In the records below, work out how many lines hold the word "送给主播jy". Report the number alone.

--- Begin RECORDED DATA ---

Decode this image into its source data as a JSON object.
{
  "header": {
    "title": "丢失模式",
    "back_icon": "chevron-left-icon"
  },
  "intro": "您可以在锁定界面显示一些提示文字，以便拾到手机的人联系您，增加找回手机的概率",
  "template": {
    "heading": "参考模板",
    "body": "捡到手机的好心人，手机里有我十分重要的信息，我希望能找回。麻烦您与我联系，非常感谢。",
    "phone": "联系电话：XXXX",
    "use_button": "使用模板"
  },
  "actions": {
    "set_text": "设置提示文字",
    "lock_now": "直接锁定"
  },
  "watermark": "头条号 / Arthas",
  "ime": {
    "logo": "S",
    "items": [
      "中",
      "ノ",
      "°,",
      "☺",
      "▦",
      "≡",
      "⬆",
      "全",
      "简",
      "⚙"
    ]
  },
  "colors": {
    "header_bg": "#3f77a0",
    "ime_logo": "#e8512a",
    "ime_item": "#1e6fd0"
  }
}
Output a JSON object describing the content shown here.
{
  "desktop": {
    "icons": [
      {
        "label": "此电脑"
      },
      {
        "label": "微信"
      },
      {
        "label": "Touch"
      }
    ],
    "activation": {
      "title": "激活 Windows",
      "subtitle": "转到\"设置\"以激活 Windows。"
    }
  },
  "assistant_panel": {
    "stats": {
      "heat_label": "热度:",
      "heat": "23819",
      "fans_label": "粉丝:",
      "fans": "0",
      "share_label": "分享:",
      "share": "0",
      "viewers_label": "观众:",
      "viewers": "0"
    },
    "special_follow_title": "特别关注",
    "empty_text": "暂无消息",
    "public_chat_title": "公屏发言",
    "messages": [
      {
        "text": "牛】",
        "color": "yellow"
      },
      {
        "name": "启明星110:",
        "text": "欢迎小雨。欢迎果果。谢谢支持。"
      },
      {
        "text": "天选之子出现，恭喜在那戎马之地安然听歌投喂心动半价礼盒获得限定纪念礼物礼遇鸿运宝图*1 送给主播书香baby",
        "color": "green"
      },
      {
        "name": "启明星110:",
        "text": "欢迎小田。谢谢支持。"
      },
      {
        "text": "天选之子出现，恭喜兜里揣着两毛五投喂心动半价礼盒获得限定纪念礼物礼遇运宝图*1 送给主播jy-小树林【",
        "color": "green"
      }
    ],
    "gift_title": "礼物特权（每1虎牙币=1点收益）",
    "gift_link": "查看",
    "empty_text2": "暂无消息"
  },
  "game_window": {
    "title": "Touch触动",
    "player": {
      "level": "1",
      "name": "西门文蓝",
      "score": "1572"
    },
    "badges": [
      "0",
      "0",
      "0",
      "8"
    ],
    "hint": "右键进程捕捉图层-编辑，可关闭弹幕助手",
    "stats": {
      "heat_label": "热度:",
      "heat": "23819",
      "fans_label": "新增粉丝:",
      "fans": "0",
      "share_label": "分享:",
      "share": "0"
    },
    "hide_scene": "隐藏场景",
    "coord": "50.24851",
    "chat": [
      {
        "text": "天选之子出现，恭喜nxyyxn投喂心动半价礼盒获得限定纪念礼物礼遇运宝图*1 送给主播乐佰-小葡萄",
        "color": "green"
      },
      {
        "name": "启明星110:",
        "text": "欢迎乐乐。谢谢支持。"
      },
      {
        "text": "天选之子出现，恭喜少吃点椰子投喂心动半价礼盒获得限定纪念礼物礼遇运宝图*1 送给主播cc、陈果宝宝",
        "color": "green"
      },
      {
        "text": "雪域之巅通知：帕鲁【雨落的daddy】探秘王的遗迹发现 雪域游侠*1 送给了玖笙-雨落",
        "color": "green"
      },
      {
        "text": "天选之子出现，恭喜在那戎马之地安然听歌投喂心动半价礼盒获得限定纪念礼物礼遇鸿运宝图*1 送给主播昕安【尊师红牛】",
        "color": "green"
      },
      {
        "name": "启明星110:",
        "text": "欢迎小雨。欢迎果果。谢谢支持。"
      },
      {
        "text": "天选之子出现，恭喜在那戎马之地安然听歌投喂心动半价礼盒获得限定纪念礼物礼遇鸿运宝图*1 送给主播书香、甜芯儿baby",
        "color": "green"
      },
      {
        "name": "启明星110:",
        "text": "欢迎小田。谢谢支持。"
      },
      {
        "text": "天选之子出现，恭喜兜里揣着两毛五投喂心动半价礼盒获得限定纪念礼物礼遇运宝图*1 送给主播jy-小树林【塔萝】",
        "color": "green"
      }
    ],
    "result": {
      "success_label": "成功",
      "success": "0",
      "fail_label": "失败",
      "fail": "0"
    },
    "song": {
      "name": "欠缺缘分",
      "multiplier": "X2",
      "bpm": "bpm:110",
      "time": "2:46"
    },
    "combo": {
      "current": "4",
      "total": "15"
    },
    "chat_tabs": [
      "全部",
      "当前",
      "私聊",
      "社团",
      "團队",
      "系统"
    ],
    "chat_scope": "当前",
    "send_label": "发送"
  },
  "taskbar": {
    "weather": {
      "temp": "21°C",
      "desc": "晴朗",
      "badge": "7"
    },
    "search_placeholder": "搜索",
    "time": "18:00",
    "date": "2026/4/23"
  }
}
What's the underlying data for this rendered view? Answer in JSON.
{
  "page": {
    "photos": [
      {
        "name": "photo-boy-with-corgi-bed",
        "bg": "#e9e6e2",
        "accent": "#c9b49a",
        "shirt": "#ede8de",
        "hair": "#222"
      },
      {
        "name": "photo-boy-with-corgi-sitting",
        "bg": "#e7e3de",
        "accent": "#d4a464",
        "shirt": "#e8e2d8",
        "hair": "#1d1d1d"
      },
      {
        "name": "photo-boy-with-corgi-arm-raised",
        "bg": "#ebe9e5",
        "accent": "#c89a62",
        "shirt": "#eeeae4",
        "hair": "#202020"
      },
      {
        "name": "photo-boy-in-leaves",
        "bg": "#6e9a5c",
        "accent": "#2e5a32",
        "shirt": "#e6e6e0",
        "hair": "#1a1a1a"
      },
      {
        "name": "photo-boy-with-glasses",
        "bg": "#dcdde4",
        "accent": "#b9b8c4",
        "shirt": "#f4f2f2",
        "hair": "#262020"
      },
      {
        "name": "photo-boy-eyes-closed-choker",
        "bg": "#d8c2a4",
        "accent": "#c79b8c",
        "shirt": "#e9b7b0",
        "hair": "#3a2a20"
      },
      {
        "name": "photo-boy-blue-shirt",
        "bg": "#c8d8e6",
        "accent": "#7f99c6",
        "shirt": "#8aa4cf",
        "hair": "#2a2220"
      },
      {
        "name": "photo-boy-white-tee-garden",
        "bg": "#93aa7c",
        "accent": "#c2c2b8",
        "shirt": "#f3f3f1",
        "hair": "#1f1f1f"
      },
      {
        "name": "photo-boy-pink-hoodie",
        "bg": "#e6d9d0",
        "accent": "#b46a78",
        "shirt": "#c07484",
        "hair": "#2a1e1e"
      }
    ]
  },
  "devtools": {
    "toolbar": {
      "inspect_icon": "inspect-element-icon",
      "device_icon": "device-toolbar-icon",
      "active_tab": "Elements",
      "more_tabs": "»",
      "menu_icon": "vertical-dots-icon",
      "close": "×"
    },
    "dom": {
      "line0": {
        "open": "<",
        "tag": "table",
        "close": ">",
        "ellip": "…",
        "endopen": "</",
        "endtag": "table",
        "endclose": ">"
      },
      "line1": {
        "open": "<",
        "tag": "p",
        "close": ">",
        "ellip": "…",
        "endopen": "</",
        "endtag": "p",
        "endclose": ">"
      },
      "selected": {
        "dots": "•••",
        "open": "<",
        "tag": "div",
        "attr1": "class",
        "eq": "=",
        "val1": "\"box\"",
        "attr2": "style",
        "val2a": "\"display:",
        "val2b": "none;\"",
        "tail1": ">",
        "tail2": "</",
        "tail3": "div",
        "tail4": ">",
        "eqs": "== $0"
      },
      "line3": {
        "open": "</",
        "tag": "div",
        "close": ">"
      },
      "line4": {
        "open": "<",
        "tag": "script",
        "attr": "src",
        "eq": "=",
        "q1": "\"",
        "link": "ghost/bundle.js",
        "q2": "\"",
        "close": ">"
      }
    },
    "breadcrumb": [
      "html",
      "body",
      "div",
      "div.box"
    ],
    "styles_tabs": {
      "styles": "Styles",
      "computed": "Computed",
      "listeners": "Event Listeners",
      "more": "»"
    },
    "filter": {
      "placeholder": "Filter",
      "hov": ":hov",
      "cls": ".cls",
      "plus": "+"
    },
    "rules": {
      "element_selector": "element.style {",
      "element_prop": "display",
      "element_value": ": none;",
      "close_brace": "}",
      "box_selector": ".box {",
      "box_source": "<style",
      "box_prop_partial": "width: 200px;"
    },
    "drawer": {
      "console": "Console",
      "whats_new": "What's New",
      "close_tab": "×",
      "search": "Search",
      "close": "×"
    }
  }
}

--- End RECORDED DATA ---

== EXERCISE RESULT ==
2